Aim of the exercise. Output the lines of the records from the one containing "Convert this screenshot" through the last, both ends included. Leave pictures out.
═════ Information given
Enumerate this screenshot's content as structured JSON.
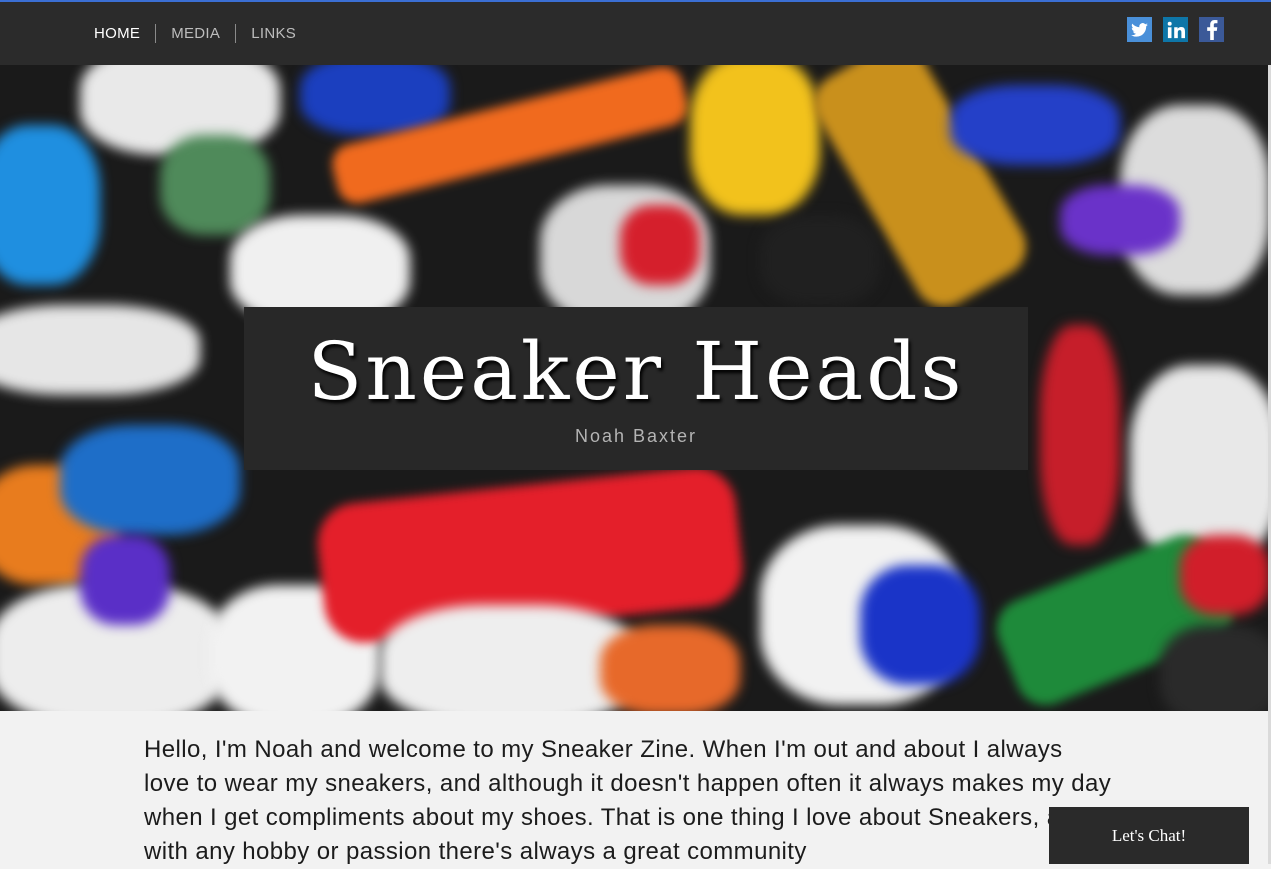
{
  "nav": {
    "items": [
      {
        "label": "HOME",
        "active": true
      },
      {
        "label": "MEDIA",
        "active": false
      },
      {
        "label": "LINKS",
        "active": false
      }
    ]
  },
  "social": [
    {
      "icon": "twitter-icon",
      "color": "#4a90d9"
    },
    {
      "icon": "linkedin-icon",
      "color": "#0e76a8"
    },
    {
      "icon": "facebook-icon",
      "color": "#3b5998"
    }
  ],
  "hero": {
    "title": "Sneaker Heads",
    "author": "Noah Baxter"
  },
  "intro": {
    "text": "Hello, I'm Noah and welcome to my Sneaker Zine. When I'm out and about I always love to wear my sneakers, and although it doesn't happen often it always makes my day when I get compliments about my shoes. That is one thing I love about Sneakers, as with any hobby or passion there's always a great community"
  },
  "chat": {
    "label": "Let's Chat!"
  },
  "colors": {
    "navbar": "#2b2b2b",
    "accent_line": "#3b6fd4",
    "title_box": "#282828"
  }
}
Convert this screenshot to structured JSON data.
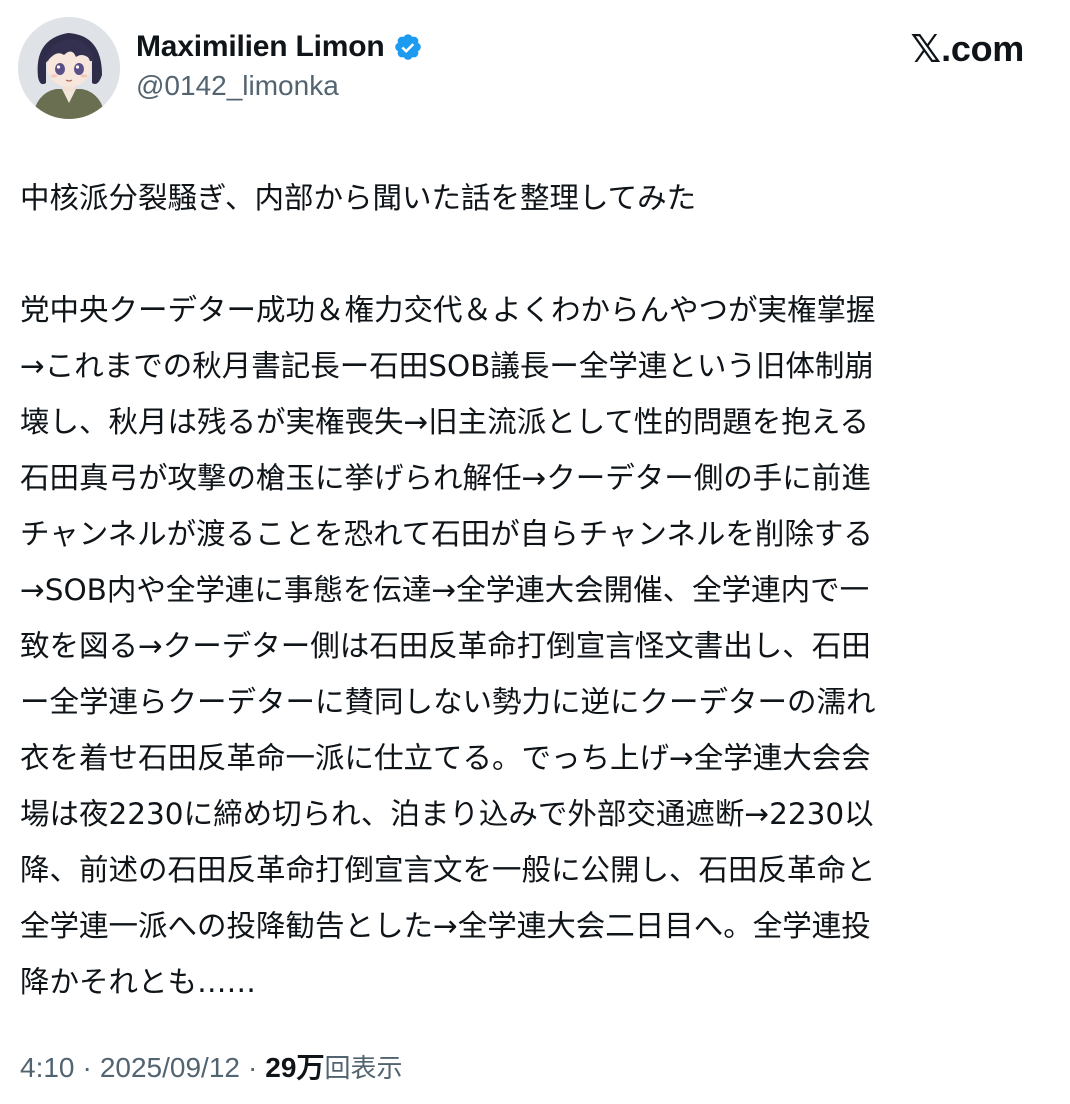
{
  "author": {
    "display_name": "Maximilien Limon",
    "handle": "@0142_limonka",
    "verified_icon": "verified-badge-icon",
    "avatar_icon": "anime-girl-avatar"
  },
  "brand": {
    "logo_glyph": "𝕏",
    "domain": ".com"
  },
  "tweet": {
    "first_line": "中核派分裂騒ぎ、内部から聞いた話を整理してみた",
    "body_lines": [
      "党中央クーデター成功＆権力交代＆よくわからんやつが実権掌握",
      "→これまでの秋月書記長ー石田SOB議長ー全学連という旧体制崩",
      "壊し、秋月は残るが実権喪失→旧主流派として性的問題を抱える",
      "石田真弓が攻撃の槍玉に挙げられ解任→クーデター側の手に前進",
      "チャンネルが渡ることを恐れて石田が自らチャンネルを削除する",
      "→SOB内や全学連に事態を伝達→全学連大会開催、全学連内で一",
      "致を図る→クーデター側は石田反革命打倒宣言怪文書出し、石田",
      "ー全学連らクーデターに賛同しない勢力に逆にクーデターの濡れ",
      "衣を着せ石田反革命一派に仕立てる。でっち上げ→全学連大会会",
      "場は夜2230に締め切られ、泊まり込みで外部交通遮断→2230以",
      "降、前述の石田反革命打倒宣言文を一般に公開し、石田反革命と",
      "全学連一派への投降勧告とした→全学連大会二日目へ。全学連投",
      "降かそれとも……"
    ]
  },
  "meta": {
    "time": "4:10",
    "separator": "·",
    "date": "2025/09/12",
    "views_count": "29万",
    "views_label": "回表示"
  },
  "colors": {
    "text": "#0f1419",
    "secondary": "#536471",
    "verified": "#1d9bf0"
  }
}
══════════
Written answer.
Convert this screenshot to structured JSON data.
{
  "author": {
    "display_name": "Maximilien Limon",
    "handle": "@0142_limonka",
    "verified_icon": "verified-badge-icon",
    "avatar_icon": "anime-girl-avatar"
  },
  "brand": {
    "logo_glyph": "𝕏",
    "domain": ".com"
  },
  "tweet": {
    "first_line": "中核派分裂騒ぎ、内部から聞いた話を整理してみた",
    "body_lines": [
      "党中央クーデター成功＆権力交代＆よくわからんやつが実権掌握",
      "→これまでの秋月書記長ー石田SOB議長ー全学連という旧体制崩",
      "壊し、秋月は残るが実権喪失→旧主流派として性的問題を抱える",
      "石田真弓が攻撃の槍玉に挙げられ解任→クーデター側の手に前進",
      "チャンネルが渡ることを恐れて石田が自らチャンネルを削除する",
      "→SOB内や全学連に事態を伝達→全学連大会開催、全学連内で一",
      "致を図る→クーデター側は石田反革命打倒宣言怪文書出し、石田",
      "ー全学連らクーデターに賛同しない勢力に逆にクーデターの濡れ",
      "衣を着せ石田反革命一派に仕立てる。でっち上げ→全学連大会会",
      "場は夜2230に締め切られ、泊まり込みで外部交通遮断→2230以",
      "降、前述の石田反革命打倒宣言文を一般に公開し、石田反革命と",
      "全学連一派への投降勧告とした→全学連大会二日目へ。全学連投",
      "降かそれとも……"
    ]
  },
  "meta": {
    "time": "4:10",
    "separator": "·",
    "date": "2025/09/12",
    "views_count": "29万",
    "views_label": "回表示"
  },
  "colors": {
    "text": "#0f1419",
    "secondary": "#536471",
    "verified": "#1d9bf0"
  }
}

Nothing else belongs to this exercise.